Aim of the exercise -
Determine how many lines carry the word "能够准确地说出多种乐器名称". Output that number only.

Extracted material -
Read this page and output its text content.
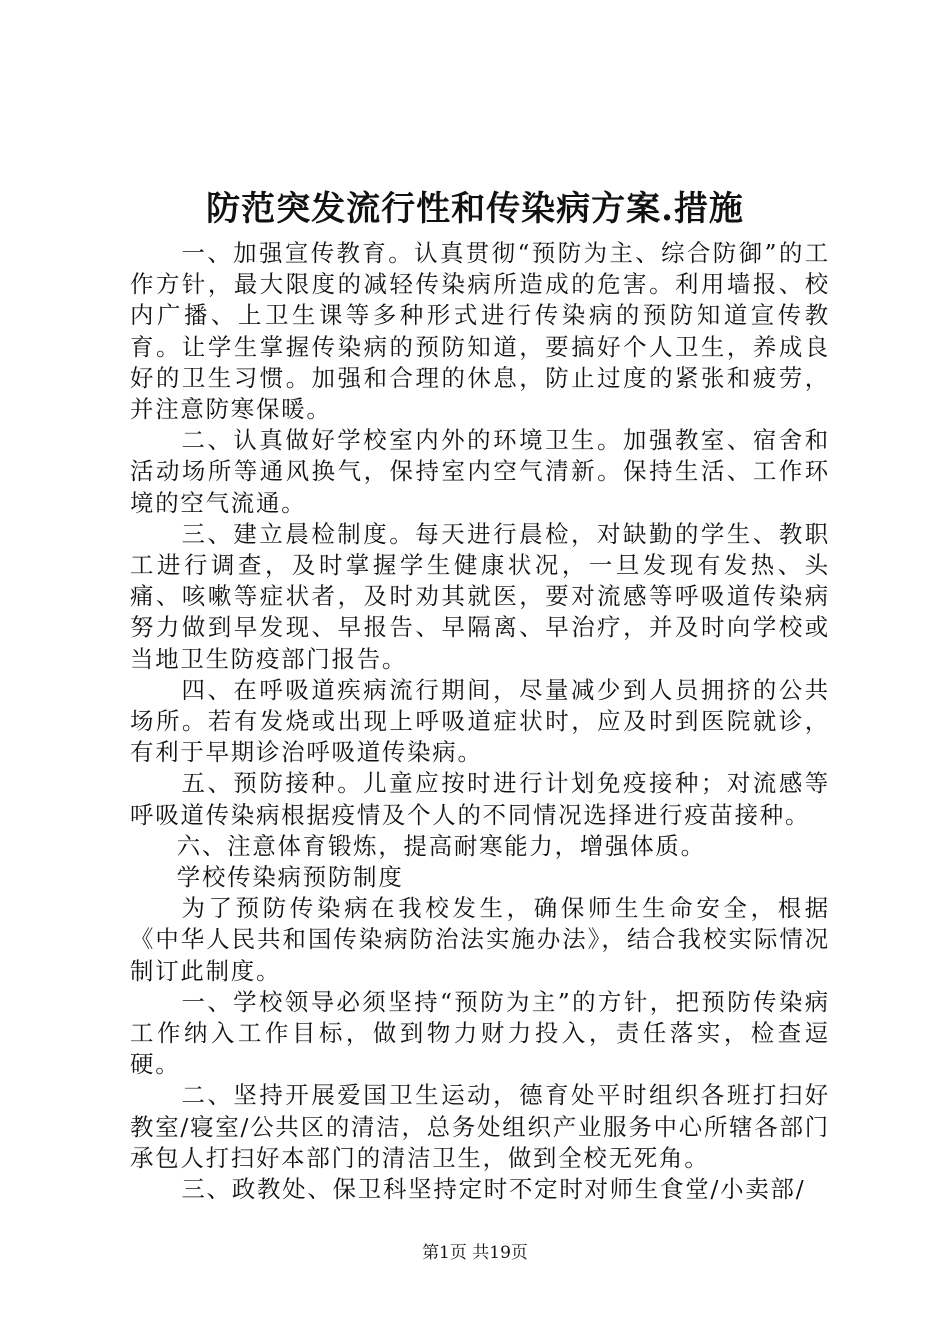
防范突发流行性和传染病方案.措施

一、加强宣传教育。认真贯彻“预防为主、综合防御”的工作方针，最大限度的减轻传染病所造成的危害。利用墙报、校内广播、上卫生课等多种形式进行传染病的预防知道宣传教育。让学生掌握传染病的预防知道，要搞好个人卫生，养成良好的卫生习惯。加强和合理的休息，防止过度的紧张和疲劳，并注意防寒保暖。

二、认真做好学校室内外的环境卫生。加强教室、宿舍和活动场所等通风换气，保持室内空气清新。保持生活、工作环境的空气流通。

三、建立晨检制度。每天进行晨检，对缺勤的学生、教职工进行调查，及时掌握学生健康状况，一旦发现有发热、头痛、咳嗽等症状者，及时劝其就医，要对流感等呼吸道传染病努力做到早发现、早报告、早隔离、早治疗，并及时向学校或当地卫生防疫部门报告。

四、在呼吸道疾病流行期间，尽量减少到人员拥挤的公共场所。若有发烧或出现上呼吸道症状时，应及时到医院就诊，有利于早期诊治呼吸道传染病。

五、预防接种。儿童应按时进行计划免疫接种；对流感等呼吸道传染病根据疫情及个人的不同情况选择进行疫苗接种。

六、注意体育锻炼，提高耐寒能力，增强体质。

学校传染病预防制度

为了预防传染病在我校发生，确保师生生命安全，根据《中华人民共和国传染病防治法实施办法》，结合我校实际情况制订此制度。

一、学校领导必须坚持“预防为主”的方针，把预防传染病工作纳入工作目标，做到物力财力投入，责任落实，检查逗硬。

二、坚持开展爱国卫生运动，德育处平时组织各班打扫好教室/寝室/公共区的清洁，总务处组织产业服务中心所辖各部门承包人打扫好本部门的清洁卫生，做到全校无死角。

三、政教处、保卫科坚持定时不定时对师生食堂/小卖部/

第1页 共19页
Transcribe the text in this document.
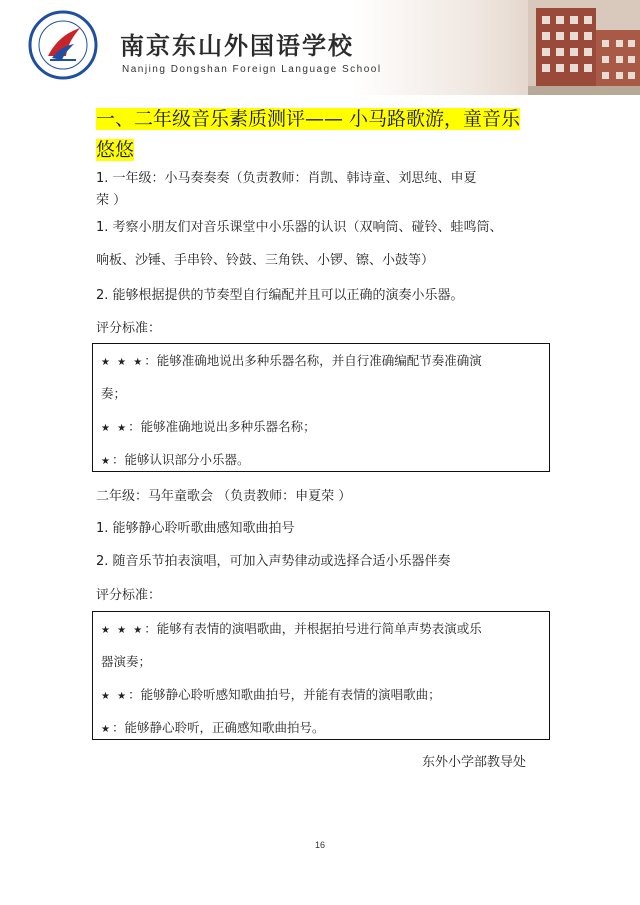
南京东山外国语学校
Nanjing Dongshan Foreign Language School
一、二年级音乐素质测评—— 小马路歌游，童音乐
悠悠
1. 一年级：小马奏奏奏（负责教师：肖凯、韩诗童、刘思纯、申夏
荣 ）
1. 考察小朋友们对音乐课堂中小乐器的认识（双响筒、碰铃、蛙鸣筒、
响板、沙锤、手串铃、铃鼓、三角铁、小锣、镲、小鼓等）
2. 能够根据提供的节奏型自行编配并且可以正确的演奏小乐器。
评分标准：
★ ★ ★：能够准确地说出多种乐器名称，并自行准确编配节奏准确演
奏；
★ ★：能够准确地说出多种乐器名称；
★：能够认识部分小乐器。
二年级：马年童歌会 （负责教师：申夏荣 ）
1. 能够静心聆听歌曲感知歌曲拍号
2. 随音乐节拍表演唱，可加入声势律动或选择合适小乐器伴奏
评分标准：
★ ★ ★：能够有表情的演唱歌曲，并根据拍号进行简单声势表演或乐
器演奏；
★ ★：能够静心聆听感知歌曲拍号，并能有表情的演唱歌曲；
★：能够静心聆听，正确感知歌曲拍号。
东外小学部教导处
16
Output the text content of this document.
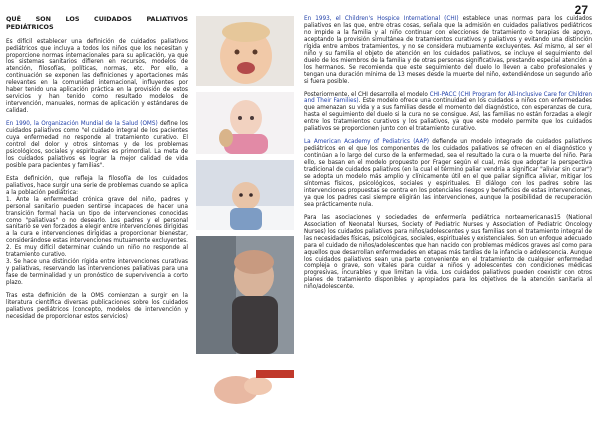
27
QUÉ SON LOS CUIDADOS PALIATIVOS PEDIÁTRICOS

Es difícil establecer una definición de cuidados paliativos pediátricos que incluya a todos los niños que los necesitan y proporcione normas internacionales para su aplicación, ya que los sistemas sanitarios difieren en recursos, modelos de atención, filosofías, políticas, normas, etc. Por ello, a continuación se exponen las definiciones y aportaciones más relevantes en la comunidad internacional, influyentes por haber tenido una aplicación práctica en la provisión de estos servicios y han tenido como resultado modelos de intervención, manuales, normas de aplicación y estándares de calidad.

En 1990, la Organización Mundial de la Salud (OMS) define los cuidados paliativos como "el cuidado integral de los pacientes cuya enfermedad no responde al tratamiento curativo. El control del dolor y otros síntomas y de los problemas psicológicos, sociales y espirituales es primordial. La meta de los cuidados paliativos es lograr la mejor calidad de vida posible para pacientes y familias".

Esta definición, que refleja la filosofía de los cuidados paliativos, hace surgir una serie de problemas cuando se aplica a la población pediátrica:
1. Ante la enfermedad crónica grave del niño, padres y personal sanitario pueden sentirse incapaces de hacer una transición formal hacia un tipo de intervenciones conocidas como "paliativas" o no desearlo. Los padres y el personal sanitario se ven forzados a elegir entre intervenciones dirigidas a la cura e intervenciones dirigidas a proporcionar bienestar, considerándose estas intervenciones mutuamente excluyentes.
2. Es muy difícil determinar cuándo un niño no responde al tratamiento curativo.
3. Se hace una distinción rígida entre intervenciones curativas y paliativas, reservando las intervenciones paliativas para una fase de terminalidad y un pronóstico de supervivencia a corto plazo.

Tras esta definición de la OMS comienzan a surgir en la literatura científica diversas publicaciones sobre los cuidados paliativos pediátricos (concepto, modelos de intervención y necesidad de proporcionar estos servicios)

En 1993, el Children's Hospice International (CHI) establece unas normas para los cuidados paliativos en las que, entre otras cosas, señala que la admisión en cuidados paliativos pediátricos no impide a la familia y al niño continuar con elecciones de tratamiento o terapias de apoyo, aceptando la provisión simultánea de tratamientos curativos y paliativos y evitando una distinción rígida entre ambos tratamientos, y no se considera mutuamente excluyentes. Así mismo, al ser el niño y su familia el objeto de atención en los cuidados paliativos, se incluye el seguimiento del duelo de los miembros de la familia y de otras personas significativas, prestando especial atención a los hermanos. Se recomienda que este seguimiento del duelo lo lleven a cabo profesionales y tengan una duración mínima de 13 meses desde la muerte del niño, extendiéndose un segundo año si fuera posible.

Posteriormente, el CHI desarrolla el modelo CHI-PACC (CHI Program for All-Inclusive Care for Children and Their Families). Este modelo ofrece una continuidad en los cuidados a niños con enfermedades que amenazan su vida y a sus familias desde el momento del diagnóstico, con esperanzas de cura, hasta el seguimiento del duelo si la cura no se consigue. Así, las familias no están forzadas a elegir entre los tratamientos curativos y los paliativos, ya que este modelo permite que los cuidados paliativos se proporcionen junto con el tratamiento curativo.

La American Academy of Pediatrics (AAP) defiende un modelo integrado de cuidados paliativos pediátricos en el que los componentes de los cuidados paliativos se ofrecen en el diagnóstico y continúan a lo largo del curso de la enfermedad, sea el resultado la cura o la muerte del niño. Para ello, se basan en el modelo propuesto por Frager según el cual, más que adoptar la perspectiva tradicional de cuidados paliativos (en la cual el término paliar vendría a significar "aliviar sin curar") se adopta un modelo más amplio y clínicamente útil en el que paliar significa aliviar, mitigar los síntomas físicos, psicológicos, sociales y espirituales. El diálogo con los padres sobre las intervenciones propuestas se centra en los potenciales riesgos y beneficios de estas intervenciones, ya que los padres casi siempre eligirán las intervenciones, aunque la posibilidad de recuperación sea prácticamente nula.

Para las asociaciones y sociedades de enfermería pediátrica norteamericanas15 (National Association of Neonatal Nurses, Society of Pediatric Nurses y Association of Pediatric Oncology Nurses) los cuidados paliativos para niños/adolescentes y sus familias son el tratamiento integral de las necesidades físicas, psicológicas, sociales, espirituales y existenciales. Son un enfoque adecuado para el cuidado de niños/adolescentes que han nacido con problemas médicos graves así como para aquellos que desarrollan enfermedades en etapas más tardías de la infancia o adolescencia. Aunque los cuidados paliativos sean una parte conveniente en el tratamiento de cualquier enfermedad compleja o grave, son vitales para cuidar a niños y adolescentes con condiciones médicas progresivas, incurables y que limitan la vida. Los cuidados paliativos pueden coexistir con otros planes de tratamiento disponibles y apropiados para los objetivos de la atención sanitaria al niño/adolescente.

Exercise answer -
2